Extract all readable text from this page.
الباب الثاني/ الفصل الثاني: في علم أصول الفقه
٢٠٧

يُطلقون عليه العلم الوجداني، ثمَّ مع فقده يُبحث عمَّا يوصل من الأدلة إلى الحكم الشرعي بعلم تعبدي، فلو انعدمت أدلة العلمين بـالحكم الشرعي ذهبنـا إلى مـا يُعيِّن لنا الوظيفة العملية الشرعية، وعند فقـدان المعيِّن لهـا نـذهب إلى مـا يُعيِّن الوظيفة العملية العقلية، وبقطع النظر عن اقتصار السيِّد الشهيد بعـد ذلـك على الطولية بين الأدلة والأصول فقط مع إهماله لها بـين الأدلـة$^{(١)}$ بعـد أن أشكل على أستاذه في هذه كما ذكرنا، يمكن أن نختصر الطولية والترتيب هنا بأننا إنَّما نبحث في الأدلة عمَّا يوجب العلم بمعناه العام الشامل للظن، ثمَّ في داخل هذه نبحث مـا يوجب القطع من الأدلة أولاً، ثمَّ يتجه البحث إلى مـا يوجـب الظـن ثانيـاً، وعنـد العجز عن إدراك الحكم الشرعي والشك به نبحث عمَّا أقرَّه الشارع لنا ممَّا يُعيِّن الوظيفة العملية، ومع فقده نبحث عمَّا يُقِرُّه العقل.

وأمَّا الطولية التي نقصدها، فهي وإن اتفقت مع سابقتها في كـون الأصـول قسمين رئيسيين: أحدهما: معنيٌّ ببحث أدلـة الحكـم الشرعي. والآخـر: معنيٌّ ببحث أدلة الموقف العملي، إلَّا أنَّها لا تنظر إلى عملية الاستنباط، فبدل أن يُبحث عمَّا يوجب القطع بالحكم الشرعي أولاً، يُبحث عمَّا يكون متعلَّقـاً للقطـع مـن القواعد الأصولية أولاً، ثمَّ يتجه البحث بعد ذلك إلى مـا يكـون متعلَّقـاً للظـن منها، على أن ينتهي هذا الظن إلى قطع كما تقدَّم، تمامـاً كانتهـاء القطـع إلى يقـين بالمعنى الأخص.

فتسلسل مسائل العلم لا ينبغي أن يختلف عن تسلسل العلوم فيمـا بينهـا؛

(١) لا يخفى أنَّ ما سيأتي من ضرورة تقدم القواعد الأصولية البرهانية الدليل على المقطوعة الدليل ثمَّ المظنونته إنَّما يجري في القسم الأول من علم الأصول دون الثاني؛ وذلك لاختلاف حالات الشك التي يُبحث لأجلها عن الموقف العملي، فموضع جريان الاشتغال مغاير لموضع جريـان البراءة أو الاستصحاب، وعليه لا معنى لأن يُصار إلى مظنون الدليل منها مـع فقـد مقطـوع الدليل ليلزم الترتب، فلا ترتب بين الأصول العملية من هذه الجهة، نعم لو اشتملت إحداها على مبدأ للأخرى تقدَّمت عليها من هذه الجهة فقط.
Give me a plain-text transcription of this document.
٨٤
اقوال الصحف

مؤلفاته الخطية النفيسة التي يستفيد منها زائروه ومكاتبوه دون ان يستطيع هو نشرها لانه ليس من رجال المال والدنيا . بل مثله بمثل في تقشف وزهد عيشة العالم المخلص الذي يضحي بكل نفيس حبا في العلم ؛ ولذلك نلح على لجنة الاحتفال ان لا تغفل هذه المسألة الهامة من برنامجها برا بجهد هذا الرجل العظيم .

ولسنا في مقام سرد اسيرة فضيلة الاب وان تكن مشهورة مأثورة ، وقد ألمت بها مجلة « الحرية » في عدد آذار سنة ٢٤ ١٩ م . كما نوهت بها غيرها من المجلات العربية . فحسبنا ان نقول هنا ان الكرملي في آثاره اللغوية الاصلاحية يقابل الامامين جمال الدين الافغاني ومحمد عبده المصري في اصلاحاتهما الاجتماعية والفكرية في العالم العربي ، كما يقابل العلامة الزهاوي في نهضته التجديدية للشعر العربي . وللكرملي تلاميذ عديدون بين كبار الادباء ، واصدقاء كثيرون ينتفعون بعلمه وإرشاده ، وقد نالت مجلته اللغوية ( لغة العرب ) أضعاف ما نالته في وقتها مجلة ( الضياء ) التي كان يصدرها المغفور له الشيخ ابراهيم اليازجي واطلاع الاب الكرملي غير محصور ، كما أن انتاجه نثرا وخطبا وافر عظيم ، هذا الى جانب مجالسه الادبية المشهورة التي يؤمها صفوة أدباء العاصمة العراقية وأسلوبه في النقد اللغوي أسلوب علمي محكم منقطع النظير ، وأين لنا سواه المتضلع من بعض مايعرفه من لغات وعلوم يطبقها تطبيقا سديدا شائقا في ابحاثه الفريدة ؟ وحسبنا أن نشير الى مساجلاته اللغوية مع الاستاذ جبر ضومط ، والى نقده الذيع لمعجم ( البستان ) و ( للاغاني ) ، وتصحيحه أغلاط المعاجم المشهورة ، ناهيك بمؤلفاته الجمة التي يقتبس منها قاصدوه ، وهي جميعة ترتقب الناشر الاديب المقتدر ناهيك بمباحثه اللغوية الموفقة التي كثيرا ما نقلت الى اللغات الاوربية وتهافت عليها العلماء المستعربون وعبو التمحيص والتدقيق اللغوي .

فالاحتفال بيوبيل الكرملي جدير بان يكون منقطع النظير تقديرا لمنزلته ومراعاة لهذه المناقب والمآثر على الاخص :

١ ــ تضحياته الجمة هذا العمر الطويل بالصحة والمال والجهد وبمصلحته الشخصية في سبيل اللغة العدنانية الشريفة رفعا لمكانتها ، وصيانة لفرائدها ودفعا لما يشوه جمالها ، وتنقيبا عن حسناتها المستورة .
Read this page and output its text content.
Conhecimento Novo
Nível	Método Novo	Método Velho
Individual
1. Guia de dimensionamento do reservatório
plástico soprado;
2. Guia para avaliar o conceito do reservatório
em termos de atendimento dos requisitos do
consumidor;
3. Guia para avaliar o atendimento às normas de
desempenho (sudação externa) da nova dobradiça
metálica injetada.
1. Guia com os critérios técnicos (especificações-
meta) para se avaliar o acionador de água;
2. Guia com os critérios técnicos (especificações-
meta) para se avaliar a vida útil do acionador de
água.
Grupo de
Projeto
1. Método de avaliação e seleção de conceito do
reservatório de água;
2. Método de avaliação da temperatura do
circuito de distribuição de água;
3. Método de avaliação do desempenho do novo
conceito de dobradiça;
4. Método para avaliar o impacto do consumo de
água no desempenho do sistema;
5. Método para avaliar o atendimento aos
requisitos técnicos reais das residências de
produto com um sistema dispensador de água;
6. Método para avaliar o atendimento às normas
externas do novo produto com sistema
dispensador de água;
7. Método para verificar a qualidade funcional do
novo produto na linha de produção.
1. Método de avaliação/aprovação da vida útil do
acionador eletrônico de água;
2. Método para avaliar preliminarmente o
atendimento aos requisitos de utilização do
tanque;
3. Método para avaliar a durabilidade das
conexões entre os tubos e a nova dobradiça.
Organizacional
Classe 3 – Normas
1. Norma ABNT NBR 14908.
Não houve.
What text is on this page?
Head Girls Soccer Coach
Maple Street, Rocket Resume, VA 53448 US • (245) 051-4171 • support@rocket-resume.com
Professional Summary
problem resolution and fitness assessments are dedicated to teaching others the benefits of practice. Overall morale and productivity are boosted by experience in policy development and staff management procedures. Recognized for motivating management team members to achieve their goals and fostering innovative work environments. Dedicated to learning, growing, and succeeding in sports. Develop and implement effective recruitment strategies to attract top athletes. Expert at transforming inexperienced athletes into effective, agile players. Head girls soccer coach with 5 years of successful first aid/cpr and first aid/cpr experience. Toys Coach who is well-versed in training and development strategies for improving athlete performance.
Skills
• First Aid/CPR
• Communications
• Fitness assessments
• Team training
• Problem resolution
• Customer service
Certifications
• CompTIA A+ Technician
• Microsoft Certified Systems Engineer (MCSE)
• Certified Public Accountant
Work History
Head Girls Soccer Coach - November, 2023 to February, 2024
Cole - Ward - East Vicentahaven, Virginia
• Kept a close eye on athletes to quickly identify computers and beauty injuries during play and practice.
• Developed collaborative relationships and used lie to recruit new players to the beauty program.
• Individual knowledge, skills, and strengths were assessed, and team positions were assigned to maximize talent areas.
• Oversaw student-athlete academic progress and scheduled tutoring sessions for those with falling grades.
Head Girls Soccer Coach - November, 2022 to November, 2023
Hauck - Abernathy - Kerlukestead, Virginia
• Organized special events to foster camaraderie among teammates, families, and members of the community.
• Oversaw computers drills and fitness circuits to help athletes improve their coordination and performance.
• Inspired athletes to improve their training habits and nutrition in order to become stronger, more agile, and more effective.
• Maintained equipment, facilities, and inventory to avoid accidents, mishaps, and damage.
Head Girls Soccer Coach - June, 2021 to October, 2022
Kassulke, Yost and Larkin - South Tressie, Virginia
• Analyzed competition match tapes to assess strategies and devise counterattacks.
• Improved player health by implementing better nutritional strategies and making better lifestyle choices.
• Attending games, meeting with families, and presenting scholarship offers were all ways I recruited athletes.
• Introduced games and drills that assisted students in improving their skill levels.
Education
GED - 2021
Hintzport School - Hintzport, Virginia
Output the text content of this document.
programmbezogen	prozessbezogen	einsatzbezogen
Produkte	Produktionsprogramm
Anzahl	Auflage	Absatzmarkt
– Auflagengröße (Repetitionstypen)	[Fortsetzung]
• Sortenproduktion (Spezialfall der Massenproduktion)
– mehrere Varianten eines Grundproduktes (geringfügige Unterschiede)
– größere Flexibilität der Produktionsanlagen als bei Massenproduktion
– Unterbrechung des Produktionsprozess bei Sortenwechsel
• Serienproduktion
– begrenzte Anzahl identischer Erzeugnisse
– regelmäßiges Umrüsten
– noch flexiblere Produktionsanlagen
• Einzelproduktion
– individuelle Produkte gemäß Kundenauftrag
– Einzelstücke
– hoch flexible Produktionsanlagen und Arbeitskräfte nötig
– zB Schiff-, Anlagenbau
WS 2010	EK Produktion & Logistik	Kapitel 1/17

|---|

**GOAL**
Copy every line that contains the string "agile".

**SOLUTION FOR THIS PROBLEM**
problem resolution and fitness assessments are dedicated to teaching others the benefits of practice. Overall morale and productivity are boosted by experience in policy development and staff management procedures. Recognized for motivating management team members to achieve their goals and fostering innovative work environments. Dedicated to learning, growing, and succeeding in sports. Develop and implement effective recruitment strategies to attract top athletes. Expert at transforming inexperienced athletes into effective, agile players. Head girls soccer coach with 5 years of successful first aid/cpr and first aid/cpr experience. Toys Coach who is well-versed in training and development strategies for improving athlete performance.
• Inspired athletes to improve their training habits and nutrition in order to become stronger, more agile, and more effective.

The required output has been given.